____ THE RECORDS

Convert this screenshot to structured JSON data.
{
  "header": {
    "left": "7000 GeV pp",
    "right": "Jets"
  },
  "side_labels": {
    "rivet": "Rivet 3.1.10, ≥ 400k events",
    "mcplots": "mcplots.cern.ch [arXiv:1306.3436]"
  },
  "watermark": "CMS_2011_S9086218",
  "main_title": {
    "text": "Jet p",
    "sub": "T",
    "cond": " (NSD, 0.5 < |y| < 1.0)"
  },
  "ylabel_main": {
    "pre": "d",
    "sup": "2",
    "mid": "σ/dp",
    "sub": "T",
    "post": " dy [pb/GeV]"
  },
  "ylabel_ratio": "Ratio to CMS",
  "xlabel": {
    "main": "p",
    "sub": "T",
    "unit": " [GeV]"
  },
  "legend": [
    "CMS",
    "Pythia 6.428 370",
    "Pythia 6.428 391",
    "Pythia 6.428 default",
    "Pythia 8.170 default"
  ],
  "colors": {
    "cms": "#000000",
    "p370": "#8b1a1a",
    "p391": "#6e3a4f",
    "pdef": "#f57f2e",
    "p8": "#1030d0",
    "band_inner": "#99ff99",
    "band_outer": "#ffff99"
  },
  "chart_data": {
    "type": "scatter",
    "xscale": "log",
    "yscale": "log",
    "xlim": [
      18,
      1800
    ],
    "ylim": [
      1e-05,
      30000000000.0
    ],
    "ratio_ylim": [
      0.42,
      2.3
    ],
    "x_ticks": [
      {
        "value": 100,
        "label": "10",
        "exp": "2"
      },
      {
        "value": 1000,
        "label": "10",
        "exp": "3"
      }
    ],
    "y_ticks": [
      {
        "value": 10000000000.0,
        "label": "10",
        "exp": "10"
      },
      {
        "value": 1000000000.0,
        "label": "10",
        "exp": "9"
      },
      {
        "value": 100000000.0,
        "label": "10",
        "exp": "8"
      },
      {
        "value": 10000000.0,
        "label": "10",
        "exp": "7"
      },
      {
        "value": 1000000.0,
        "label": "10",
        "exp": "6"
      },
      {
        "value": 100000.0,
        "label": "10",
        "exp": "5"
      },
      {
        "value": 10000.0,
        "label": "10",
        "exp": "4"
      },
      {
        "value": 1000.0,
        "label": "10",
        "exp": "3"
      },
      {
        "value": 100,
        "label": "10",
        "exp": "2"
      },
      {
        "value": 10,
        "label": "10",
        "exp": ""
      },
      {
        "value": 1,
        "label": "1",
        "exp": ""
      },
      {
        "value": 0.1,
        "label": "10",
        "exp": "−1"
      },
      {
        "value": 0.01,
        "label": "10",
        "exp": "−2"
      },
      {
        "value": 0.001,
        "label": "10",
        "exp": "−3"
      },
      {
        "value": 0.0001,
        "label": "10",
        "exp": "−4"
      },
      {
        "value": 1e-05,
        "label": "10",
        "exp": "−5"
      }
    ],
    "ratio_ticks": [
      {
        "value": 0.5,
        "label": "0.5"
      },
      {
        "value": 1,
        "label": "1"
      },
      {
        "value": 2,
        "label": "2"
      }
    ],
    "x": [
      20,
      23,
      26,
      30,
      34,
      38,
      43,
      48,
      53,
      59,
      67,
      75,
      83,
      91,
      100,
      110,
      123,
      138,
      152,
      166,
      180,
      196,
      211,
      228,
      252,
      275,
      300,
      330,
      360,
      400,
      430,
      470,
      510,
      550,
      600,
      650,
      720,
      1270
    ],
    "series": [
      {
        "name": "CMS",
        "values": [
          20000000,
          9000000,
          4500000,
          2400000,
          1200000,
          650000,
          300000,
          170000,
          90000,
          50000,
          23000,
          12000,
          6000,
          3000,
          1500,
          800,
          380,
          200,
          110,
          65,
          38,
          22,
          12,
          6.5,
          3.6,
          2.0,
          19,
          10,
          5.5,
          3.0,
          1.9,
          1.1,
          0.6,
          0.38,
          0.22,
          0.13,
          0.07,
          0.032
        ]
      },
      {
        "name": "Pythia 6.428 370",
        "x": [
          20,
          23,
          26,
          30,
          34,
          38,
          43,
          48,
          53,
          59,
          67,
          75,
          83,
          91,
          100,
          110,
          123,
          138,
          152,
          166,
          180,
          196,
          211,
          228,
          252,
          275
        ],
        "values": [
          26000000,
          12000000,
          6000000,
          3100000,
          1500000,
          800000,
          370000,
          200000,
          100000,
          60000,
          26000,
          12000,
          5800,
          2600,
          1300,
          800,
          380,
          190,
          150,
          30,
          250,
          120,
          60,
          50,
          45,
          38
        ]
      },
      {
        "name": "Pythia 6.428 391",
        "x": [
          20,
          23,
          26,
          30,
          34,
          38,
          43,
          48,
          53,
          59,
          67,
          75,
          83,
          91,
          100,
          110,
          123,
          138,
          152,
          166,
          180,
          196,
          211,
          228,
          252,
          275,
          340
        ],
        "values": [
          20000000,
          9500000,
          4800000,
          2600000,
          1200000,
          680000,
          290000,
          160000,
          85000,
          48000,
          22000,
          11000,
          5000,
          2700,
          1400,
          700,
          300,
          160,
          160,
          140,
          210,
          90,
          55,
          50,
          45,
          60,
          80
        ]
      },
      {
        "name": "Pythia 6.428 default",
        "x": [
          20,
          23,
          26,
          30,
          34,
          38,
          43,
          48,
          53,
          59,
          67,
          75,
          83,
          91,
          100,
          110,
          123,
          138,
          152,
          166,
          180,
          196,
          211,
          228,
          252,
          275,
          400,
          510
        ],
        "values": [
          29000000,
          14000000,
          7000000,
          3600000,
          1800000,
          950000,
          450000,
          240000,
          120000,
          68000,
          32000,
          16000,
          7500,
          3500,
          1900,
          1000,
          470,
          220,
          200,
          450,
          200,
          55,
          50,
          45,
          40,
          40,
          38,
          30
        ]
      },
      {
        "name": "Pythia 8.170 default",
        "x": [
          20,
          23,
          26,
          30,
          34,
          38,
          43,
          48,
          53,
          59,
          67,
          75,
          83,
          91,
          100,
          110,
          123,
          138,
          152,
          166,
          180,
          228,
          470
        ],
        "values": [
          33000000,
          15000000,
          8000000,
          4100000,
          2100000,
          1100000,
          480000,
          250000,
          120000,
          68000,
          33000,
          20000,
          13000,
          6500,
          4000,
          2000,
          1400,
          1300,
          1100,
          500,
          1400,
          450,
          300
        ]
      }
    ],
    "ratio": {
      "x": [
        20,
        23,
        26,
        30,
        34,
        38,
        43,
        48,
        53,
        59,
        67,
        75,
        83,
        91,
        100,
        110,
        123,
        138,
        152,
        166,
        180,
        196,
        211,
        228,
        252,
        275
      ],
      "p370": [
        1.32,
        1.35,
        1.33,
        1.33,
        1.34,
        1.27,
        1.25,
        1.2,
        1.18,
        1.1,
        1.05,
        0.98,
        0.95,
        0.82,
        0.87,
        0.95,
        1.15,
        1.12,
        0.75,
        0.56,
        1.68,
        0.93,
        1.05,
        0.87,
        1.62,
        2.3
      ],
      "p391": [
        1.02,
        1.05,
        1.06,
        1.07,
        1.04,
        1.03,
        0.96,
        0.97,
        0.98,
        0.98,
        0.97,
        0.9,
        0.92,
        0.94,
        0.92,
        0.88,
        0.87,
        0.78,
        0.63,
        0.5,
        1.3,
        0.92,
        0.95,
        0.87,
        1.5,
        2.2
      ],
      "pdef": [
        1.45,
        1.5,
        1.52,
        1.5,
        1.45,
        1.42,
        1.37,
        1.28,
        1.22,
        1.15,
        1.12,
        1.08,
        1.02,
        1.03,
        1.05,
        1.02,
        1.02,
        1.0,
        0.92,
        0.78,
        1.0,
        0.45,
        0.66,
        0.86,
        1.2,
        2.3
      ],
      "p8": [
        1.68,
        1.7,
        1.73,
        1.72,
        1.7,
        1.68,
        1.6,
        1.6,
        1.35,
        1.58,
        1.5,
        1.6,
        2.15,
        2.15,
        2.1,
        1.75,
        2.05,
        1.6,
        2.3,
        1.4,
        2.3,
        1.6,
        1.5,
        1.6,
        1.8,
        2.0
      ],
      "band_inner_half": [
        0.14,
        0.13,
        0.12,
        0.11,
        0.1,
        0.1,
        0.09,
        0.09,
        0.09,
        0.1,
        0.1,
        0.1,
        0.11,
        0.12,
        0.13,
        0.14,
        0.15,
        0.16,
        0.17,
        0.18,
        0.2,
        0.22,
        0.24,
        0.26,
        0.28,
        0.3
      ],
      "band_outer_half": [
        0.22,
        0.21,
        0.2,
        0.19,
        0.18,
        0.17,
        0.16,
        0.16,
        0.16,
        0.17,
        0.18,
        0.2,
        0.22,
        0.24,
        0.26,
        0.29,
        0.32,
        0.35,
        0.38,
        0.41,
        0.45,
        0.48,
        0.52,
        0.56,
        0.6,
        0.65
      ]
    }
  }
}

________

PROBLEM TO WORK ON: Copy out every line that includes the word "default".

RESPONSE TO THE EXERCISE:
    "Pythia 6.428 default",
    "Pythia 8.170 default"
        "name": "Pythia 6.428 default",
        "name": "Pythia 8.170 default",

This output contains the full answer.